Scan the records and identify every line in which the string "JSON" occurs, then return those lines.

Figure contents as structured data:
★ ★ ★

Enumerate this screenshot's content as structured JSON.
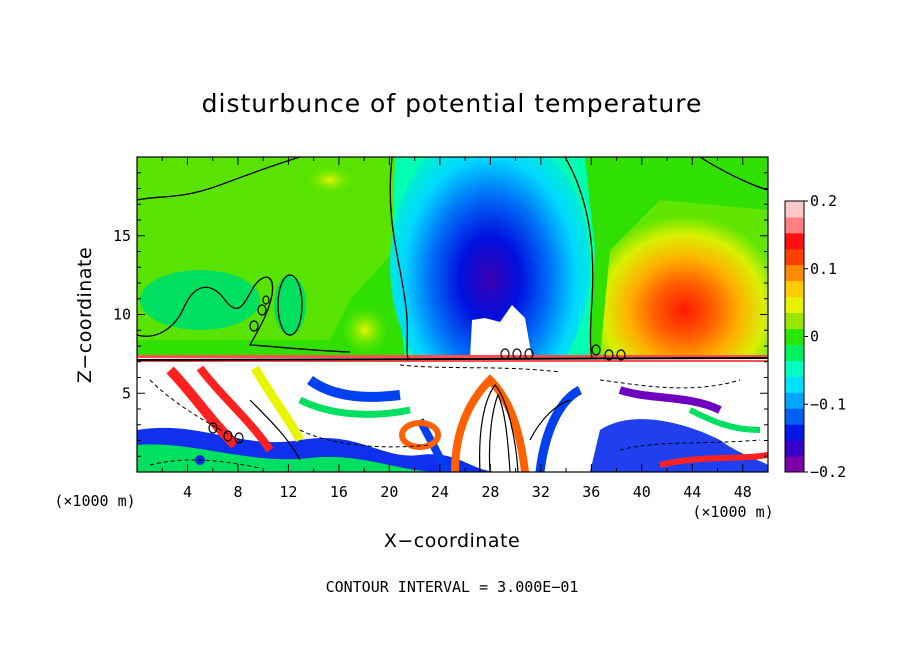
{
  "chart_data": {
    "type": "heatmap",
    "title": "disturbunce of potential temperature",
    "xlabel": "X−coordinate",
    "ylabel": "Z−coordinate",
    "x_units": "(×1000 m)",
    "x_units_right": "(×1000 m)",
    "xlim": [
      0,
      50
    ],
    "ylim": [
      0,
      20
    ],
    "x_ticks": [
      4,
      8,
      12,
      16,
      20,
      24,
      28,
      32,
      36,
      40,
      44,
      48
    ],
    "y_ticks": [
      5,
      10,
      15
    ],
    "colorbar": {
      "range": [
        -0.2,
        0.2
      ],
      "tick_values": [
        0.2,
        0.1,
        0,
        -0.1,
        -0.2
      ],
      "tick_labels": [
        "0.2",
        "0.1",
        "0",
        "−0.1",
        "−0.2"
      ],
      "colors": [
        "#7b00a8",
        "#3700c8",
        "#0018e6",
        "#0060f5",
        "#00a6ff",
        "#00e0ff",
        "#00ffc0",
        "#00f060",
        "#28e600",
        "#9ae600",
        "#e6f200",
        "#ffcc00",
        "#ff8c00",
        "#ff4000",
        "#ff1010",
        "#ff8080",
        "#ffc8c8"
      ]
    },
    "footer": "CONTOUR INTERVAL = 3.000E−01",
    "contour_interval": 0.3,
    "grid": false
  }
}
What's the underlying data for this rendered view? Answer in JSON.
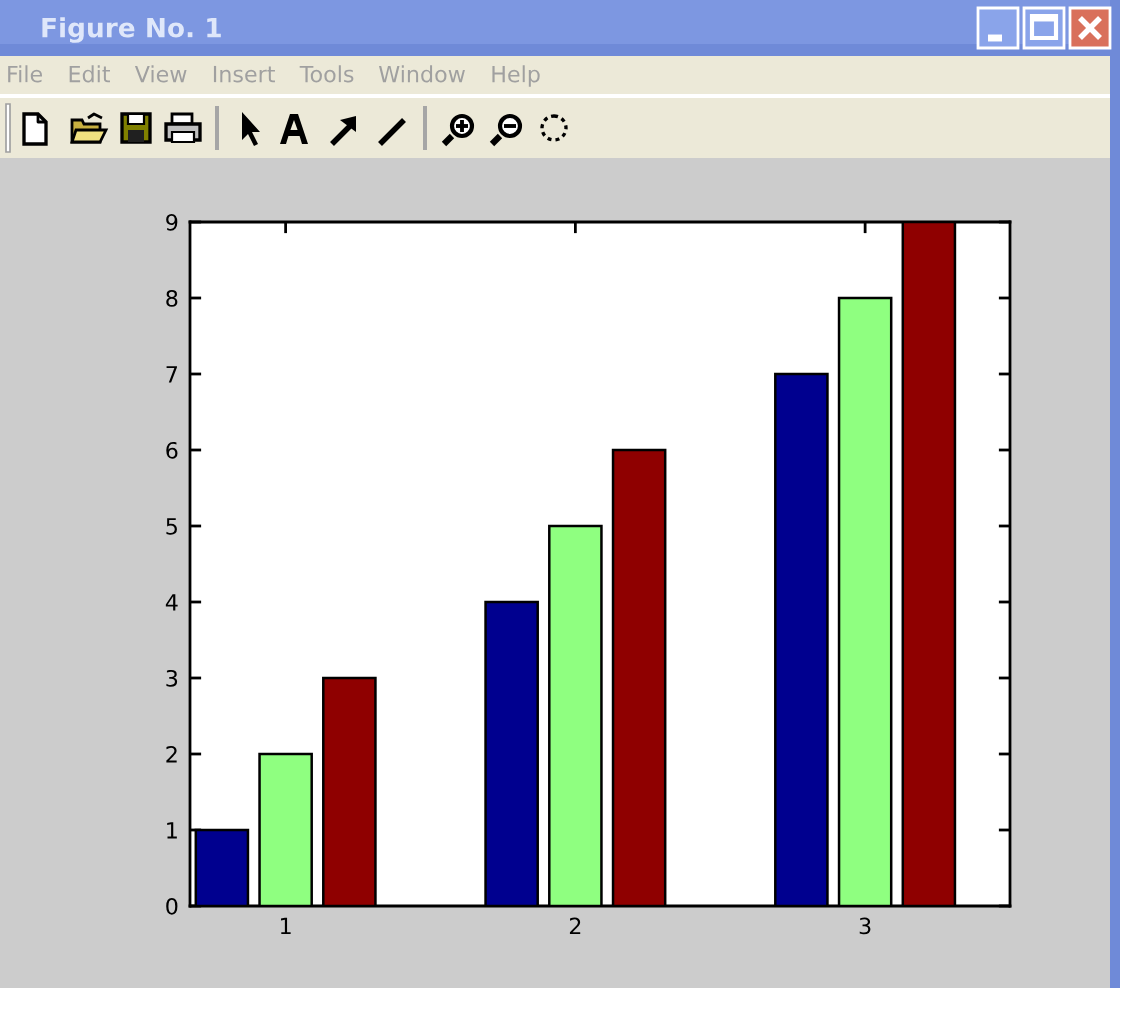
{
  "chart_data": {
    "type": "bar",
    "title": "Figure No. 1",
    "annotations": [
      "File",
      "Edit",
      "View",
      "Insert",
      "Tools",
      "Window",
      "Help"
    ],
    "categories": [
      "1",
      "2",
      "3"
    ],
    "series": [
      {
        "color": "#00008f",
        "values": [
          1,
          4,
          7
        ]
      },
      {
        "color": "#8fff80",
        "values": [
          2,
          5,
          8
        ]
      },
      {
        "color": "#8f0000",
        "values": [
          3,
          6,
          9
        ]
      }
    ],
    "ylim": [
      0,
      9
    ],
    "yticks": [
      0,
      1,
      2,
      3,
      4,
      5,
      6,
      7,
      8,
      9
    ]
  }
}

★ ★ ★

◆ **THE REPLY**:
Enumerate this screenshot's content as structured JSON.
What's the underlying data for this rendered view? Answer in JSON.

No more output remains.